**Activity:** Wherever the word "Hosea" occurs in the lines below, copy the whole line.

**Entries provided:**
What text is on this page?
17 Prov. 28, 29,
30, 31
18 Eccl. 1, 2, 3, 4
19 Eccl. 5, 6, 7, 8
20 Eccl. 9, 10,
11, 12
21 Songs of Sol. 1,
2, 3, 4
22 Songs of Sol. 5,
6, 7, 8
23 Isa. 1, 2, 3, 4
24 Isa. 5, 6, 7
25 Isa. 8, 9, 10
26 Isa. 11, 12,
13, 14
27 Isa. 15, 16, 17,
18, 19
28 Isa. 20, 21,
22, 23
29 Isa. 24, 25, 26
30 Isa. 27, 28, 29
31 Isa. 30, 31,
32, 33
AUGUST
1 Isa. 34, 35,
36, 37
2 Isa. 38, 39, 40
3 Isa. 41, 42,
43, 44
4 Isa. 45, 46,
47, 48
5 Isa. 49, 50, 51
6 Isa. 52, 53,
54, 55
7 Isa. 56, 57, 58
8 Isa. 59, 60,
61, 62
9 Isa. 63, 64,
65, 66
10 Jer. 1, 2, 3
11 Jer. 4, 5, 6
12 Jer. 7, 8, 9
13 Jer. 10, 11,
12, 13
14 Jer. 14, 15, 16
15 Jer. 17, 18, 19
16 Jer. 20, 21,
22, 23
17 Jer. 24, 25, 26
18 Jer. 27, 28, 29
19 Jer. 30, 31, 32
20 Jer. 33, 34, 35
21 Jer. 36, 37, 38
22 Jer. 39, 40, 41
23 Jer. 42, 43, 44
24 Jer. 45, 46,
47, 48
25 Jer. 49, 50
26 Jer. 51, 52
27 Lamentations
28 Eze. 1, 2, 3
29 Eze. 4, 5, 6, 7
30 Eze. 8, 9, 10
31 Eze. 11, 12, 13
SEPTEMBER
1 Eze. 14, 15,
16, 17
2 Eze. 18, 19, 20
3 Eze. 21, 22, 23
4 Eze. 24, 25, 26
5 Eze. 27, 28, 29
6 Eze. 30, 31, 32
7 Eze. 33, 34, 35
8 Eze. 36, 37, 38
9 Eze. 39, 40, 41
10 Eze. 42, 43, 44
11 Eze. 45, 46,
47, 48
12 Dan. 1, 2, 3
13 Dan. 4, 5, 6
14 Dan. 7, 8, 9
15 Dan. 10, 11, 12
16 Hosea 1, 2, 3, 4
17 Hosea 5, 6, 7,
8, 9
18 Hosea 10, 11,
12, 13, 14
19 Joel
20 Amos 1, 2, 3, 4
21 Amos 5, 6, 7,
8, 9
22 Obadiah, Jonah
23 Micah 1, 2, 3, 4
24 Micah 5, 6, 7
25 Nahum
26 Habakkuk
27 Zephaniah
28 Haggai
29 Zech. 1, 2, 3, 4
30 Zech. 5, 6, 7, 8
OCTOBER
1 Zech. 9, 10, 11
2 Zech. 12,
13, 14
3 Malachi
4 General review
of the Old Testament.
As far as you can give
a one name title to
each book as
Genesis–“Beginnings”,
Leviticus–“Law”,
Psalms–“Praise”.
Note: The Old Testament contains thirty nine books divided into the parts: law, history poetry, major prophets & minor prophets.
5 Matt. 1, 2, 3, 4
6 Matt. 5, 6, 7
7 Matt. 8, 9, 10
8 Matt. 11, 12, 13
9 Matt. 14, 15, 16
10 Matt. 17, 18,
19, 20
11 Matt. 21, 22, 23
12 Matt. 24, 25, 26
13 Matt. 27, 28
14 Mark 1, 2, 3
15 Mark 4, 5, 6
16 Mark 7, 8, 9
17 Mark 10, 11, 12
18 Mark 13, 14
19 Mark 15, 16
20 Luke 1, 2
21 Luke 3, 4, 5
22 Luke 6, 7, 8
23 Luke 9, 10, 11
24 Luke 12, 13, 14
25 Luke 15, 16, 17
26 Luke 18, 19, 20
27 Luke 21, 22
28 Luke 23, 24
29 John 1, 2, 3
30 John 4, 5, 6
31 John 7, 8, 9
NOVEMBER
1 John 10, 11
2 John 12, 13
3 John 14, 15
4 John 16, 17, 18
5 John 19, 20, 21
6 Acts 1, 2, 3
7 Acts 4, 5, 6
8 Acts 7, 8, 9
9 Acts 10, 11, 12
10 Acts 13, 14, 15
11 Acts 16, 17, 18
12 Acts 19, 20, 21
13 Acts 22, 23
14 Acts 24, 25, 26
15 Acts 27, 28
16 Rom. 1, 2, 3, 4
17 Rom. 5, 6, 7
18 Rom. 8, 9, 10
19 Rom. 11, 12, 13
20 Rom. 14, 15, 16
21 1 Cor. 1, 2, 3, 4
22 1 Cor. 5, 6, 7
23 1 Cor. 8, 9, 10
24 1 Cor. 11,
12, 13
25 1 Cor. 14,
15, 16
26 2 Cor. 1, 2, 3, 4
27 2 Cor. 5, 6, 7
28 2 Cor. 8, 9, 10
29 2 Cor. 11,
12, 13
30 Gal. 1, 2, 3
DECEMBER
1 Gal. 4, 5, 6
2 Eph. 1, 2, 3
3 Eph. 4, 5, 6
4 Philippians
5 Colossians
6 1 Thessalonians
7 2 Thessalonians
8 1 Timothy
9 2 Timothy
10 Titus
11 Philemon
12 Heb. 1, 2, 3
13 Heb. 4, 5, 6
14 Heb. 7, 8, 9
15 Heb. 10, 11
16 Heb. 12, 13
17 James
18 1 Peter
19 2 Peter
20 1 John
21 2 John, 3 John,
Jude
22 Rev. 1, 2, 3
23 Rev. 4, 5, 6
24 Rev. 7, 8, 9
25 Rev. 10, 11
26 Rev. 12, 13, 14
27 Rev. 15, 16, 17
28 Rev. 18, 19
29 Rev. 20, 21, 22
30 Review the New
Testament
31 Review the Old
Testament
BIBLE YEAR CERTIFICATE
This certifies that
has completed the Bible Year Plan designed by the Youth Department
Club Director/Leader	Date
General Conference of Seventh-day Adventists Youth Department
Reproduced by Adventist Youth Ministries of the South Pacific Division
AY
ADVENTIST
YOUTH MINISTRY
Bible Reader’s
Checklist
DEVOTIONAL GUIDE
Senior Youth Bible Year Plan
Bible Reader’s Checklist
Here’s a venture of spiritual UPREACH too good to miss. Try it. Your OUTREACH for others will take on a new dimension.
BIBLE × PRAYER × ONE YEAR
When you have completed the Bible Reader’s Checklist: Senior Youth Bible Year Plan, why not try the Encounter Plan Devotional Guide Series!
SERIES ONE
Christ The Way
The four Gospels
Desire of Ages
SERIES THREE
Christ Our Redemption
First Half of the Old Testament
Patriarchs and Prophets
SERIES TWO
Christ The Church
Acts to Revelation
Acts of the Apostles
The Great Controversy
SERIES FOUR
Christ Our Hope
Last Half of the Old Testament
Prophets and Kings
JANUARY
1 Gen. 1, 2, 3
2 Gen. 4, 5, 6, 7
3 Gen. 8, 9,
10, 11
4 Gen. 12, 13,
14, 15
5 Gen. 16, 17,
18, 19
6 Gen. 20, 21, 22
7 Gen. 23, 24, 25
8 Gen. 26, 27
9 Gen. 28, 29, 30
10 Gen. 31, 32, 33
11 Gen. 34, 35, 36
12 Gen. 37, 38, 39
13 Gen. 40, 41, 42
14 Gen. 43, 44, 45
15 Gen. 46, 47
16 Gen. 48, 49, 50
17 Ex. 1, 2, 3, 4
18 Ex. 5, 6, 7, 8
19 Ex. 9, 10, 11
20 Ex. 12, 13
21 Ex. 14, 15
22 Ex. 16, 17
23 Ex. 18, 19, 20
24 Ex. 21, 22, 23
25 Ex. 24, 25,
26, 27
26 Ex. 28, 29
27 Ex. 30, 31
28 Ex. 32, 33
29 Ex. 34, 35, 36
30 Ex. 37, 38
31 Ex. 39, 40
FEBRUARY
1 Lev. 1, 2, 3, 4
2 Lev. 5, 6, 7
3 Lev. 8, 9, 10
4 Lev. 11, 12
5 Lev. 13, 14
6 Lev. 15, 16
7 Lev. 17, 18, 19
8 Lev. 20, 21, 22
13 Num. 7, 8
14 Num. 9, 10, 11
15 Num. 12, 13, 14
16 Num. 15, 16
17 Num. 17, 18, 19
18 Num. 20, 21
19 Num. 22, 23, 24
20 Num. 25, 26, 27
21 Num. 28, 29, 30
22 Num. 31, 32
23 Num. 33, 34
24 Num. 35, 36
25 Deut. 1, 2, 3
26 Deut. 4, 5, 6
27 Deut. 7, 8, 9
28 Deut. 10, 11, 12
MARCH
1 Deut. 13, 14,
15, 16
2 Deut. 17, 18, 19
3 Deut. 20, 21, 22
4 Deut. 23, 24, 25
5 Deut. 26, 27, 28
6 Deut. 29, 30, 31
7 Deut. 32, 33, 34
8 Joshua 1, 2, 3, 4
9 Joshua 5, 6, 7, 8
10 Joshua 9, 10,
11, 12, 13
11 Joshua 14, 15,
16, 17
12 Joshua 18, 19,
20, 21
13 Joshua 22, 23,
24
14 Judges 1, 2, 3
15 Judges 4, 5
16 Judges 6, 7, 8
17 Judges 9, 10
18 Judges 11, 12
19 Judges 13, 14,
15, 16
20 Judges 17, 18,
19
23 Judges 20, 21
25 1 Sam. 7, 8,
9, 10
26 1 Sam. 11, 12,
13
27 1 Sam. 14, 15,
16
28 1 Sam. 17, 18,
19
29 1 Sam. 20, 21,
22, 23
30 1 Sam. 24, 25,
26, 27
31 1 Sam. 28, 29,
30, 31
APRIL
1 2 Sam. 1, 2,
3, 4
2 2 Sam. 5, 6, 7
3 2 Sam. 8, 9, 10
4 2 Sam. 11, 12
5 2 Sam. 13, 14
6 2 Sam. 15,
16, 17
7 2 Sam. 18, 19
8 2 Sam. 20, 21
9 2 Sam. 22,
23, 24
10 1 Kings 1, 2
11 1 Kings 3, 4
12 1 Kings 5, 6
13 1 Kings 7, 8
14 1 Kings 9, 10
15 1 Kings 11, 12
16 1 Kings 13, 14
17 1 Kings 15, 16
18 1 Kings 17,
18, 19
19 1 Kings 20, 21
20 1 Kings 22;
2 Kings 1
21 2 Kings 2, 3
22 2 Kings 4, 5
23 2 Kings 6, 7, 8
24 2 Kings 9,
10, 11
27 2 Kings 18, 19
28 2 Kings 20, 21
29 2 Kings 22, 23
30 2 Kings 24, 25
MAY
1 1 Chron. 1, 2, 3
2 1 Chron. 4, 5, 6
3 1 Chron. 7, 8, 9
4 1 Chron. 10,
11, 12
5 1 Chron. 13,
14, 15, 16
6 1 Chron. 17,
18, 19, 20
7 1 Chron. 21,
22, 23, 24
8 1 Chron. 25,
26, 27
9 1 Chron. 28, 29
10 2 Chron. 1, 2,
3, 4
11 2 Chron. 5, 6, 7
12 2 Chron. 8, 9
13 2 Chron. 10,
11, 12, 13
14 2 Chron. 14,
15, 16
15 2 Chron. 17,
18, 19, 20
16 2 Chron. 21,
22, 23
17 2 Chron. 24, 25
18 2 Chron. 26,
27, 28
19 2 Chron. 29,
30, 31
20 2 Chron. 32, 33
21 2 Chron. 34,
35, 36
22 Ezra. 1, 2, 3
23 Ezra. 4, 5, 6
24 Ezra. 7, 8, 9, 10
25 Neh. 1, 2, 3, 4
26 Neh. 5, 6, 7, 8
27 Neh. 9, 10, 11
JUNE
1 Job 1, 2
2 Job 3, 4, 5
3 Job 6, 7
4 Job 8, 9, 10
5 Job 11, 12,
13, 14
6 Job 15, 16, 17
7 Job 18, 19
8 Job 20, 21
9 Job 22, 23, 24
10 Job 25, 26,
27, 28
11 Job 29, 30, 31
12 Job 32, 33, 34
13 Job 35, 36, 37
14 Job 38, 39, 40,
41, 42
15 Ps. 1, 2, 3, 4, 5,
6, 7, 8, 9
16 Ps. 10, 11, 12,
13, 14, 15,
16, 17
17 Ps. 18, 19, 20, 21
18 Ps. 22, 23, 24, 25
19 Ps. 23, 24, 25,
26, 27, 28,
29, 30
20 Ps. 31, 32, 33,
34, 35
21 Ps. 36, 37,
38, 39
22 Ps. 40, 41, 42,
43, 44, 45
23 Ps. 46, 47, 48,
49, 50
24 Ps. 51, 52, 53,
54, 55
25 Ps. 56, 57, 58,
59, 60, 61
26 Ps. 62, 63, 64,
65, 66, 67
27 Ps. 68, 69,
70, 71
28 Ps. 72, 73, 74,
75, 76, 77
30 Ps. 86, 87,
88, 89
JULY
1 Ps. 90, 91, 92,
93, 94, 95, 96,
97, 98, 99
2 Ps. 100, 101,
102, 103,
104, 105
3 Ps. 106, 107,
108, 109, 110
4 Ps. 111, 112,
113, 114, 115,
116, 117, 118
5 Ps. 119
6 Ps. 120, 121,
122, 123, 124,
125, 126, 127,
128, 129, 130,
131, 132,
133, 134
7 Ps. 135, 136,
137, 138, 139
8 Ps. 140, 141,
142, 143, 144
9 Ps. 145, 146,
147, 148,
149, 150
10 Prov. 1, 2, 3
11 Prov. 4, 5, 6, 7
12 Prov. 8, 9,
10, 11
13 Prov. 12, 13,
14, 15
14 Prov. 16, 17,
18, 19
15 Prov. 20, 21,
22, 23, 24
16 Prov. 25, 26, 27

**Solution to the problem:**
16 Hosea 1, 2, 3, 4
17 Hosea 5, 6, 7,
18 Hosea 10, 11,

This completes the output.